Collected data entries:
— start —

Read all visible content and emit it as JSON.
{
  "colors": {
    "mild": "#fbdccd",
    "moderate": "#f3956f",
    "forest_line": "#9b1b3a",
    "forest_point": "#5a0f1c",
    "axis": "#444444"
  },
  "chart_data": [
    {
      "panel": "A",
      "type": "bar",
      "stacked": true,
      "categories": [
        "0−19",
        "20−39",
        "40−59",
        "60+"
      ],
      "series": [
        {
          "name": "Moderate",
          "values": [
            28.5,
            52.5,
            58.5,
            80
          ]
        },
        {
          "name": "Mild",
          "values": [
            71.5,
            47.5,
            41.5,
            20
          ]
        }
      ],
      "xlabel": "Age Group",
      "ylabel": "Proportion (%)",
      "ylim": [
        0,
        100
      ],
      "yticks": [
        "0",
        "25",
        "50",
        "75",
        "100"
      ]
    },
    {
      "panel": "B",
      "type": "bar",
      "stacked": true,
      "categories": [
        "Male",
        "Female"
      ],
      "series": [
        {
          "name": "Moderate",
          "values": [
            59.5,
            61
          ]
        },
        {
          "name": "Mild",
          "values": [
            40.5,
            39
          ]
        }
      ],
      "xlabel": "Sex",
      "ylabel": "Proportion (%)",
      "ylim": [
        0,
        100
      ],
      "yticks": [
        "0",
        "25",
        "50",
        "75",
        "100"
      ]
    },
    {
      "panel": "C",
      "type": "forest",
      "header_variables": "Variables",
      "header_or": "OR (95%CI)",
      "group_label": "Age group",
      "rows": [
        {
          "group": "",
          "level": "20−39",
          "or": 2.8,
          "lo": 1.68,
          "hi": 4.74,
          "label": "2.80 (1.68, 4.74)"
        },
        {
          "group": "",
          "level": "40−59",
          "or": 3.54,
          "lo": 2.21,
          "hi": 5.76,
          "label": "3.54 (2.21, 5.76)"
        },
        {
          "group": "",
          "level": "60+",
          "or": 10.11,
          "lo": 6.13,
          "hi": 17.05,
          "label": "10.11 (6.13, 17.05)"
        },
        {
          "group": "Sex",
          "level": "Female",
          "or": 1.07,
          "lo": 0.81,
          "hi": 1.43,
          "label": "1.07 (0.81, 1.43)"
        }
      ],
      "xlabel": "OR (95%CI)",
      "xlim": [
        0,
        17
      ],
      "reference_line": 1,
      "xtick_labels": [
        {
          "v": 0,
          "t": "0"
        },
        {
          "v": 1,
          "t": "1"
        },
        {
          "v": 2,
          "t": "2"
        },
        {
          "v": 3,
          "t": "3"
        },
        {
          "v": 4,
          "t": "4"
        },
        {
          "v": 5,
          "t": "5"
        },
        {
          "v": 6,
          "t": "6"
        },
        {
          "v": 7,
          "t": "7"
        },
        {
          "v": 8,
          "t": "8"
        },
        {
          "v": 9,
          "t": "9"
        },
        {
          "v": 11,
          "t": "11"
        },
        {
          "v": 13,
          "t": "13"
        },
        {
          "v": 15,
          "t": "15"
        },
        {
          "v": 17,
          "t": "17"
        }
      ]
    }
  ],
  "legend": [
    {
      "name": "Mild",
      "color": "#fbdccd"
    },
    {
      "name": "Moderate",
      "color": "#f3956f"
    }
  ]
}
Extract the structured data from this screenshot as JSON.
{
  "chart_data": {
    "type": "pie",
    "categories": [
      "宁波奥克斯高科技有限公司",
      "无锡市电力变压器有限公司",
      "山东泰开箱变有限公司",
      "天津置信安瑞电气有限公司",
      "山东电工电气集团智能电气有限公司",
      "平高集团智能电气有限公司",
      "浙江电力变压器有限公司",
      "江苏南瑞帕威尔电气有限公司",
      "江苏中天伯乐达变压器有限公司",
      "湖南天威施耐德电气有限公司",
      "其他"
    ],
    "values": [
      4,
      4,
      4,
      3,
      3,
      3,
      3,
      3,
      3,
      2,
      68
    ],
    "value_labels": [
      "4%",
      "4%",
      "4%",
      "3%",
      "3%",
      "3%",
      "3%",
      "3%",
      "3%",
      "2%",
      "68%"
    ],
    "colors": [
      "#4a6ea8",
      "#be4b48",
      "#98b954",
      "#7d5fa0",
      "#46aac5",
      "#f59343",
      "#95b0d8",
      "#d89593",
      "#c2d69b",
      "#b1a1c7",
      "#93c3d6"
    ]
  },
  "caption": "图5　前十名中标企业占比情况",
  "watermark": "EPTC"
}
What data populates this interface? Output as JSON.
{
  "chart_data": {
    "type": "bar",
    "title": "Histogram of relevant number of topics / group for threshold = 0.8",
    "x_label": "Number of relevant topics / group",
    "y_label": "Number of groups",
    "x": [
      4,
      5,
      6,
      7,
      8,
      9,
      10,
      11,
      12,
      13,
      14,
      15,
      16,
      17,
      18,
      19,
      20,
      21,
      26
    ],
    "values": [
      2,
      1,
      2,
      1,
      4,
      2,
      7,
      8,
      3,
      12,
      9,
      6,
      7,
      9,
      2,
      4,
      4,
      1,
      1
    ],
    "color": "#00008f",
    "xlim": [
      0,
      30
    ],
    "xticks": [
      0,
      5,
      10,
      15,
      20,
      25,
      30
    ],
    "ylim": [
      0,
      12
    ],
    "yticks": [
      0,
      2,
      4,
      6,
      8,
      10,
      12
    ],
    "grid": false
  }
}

— end —

## Stated goal
Copy out the lines starting at the one containing "What data populates" and ending with the last line of the entries. Include nothing else.

## Reply to the exercise
What data populates this interface? Output as JSON.
{
  "chart_data": {
    "type": "bar",
    "title": "Histogram of relevant number of topics / group for threshold = 0.8",
    "x_label": "Number of relevant topics / group",
    "y_label": "Number of groups",
    "x": [
      4,
      5,
      6,
      7,
      8,
      9,
      10,
      11,
      12,
      13,
      14,
      15,
      16,
      17,
      18,
      19,
      20,
      21,
      26
    ],
    "values": [
      2,
      1,
      2,
      1,
      4,
      2,
      7,
      8,
      3,
      12,
      9,
      6,
      7,
      9,
      2,
      4,
      4,
      1,
      1
    ],
    "color": "#00008f",
    "xlim": [
      0,
      30
    ],
    "xticks": [
      0,
      5,
      10,
      15,
      20,
      25,
      30
    ],
    "ylim": [
      0,
      12
    ],
    "yticks": [
      0,
      2,
      4,
      6,
      8,
      10,
      12
    ],
    "grid": false
  }
}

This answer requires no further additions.